- **Given exercise**
Return each line containing the string "were".

Recorded data:
━━━

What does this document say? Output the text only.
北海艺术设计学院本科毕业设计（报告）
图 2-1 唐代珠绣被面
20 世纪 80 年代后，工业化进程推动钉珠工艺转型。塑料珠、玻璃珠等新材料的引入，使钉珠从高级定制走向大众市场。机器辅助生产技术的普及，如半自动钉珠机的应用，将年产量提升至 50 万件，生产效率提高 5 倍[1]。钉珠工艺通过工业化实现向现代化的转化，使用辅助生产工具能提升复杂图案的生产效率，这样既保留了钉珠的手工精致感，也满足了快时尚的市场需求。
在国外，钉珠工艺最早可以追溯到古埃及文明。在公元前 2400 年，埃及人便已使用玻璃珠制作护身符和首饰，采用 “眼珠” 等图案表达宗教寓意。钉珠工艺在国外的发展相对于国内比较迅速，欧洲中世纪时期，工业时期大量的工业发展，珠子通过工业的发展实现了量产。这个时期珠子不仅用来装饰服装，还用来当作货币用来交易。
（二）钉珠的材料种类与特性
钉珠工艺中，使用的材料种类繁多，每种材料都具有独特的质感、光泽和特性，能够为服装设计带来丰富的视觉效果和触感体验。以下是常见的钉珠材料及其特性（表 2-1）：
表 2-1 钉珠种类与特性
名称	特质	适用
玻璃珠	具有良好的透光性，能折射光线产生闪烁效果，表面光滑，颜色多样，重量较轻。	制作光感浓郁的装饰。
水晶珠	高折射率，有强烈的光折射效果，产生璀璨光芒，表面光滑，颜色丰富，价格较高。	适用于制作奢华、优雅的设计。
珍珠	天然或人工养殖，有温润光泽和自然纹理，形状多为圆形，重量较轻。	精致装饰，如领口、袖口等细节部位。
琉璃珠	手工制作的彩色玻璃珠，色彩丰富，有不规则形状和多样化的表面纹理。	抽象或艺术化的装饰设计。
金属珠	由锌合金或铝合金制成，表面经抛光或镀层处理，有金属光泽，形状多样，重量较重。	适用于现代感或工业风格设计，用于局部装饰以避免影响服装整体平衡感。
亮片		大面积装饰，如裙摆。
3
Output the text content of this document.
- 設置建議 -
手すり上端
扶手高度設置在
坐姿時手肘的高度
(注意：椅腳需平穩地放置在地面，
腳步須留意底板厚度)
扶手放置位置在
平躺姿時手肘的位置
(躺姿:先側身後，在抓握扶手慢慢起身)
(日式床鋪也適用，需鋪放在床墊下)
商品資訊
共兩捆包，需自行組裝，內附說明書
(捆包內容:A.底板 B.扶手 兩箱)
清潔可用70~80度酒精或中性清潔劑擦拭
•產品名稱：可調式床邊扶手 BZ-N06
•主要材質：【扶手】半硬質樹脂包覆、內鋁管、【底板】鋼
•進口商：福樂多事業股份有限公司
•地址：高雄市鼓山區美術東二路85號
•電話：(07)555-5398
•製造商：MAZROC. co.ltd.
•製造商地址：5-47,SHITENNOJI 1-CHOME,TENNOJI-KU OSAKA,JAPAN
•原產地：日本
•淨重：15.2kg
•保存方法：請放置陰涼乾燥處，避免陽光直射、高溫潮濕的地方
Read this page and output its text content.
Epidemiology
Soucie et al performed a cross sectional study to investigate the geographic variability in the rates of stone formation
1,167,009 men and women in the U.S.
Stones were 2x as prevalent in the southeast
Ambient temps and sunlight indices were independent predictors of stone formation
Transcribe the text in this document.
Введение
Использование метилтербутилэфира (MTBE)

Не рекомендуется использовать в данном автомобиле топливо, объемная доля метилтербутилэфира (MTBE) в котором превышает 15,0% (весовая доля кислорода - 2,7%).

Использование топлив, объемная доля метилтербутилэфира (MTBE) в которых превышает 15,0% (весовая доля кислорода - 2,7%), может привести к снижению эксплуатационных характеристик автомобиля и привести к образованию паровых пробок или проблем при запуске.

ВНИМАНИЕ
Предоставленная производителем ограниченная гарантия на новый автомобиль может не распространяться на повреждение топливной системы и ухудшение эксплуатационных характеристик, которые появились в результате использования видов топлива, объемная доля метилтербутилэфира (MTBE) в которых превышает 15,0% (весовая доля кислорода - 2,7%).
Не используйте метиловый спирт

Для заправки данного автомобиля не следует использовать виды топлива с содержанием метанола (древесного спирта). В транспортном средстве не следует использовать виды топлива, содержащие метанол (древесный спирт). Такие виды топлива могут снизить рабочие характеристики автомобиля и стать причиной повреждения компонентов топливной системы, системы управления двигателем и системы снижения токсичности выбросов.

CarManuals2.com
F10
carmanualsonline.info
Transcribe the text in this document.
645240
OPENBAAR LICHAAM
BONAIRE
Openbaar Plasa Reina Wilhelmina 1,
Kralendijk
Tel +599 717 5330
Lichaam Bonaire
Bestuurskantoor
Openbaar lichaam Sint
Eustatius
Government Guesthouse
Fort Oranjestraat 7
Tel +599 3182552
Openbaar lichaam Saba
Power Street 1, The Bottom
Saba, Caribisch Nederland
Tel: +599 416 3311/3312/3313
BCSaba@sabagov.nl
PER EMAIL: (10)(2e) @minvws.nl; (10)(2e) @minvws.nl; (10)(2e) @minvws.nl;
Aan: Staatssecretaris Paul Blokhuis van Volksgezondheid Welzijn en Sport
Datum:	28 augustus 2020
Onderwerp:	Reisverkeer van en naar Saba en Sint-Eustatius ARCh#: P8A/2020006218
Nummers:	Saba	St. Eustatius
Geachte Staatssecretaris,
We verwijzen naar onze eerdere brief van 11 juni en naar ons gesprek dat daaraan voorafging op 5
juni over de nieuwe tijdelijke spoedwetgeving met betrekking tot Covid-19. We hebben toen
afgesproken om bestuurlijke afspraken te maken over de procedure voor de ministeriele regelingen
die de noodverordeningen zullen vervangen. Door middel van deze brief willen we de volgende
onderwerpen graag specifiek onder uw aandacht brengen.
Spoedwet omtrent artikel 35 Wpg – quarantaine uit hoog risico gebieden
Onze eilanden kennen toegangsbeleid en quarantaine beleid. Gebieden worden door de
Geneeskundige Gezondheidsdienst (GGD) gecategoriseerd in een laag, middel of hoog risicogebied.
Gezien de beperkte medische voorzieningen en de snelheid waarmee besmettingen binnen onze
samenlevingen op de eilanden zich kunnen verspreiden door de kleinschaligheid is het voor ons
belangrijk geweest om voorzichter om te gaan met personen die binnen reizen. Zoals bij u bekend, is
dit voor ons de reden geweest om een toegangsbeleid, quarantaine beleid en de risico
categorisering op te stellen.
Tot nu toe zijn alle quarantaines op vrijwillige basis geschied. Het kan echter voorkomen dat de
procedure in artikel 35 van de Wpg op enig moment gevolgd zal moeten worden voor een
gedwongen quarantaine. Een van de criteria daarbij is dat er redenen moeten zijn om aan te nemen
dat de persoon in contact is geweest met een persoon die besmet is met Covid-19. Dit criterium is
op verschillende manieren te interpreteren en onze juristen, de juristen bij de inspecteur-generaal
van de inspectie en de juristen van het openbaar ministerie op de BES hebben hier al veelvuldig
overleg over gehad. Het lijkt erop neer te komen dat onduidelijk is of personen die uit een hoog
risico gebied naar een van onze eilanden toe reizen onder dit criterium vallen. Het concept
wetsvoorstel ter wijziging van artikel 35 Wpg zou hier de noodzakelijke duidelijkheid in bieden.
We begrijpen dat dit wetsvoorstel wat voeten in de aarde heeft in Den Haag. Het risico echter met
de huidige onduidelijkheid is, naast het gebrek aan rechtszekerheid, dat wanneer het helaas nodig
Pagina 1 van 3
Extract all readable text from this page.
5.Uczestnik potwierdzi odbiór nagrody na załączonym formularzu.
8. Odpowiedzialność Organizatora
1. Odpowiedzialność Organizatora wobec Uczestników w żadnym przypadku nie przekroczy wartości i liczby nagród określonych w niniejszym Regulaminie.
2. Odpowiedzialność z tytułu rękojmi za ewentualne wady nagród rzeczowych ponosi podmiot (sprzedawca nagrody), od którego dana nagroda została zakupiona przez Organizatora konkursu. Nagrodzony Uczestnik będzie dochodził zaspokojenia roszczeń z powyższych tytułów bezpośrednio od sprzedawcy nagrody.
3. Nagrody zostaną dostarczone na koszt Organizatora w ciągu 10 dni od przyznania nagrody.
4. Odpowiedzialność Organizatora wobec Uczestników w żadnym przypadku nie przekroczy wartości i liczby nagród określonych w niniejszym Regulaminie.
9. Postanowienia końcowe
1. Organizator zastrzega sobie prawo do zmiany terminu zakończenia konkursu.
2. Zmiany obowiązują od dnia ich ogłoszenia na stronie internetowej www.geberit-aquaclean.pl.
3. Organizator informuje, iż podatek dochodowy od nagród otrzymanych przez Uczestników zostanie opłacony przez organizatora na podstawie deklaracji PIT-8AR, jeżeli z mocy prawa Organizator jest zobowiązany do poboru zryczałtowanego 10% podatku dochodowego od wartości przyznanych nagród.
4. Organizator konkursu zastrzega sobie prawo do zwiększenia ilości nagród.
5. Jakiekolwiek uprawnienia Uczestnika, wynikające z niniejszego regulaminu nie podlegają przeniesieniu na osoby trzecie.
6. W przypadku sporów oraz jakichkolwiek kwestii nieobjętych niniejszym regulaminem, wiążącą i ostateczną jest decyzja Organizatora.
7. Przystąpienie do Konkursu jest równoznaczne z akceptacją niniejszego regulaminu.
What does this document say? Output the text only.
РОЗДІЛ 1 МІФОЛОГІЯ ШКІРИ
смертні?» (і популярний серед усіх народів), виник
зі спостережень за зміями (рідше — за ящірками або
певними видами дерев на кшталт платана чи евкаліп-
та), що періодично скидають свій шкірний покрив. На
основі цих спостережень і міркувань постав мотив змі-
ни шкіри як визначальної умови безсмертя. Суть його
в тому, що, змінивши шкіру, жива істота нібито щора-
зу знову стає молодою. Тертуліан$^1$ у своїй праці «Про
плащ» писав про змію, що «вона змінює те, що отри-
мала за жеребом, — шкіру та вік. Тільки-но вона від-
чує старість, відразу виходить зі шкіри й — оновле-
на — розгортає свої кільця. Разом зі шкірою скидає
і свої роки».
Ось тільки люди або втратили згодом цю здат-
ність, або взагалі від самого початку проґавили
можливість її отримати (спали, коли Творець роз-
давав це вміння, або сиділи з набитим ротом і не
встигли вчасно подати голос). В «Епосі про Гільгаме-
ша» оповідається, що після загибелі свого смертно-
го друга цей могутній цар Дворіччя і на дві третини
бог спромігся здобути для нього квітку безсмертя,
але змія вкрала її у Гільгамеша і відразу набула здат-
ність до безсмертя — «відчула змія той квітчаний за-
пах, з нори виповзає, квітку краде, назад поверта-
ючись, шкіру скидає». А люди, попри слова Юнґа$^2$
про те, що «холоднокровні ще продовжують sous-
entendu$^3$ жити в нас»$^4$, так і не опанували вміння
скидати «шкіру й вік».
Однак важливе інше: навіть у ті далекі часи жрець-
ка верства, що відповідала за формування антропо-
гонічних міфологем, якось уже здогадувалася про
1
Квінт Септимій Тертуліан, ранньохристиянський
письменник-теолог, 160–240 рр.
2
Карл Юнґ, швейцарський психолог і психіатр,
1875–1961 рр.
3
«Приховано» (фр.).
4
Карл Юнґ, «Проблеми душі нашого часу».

━━━

- **Answer to the task**
Stones were 2x as prevalent in the southeast
Ambient temps and sunlight indices were independent predictors of stone formation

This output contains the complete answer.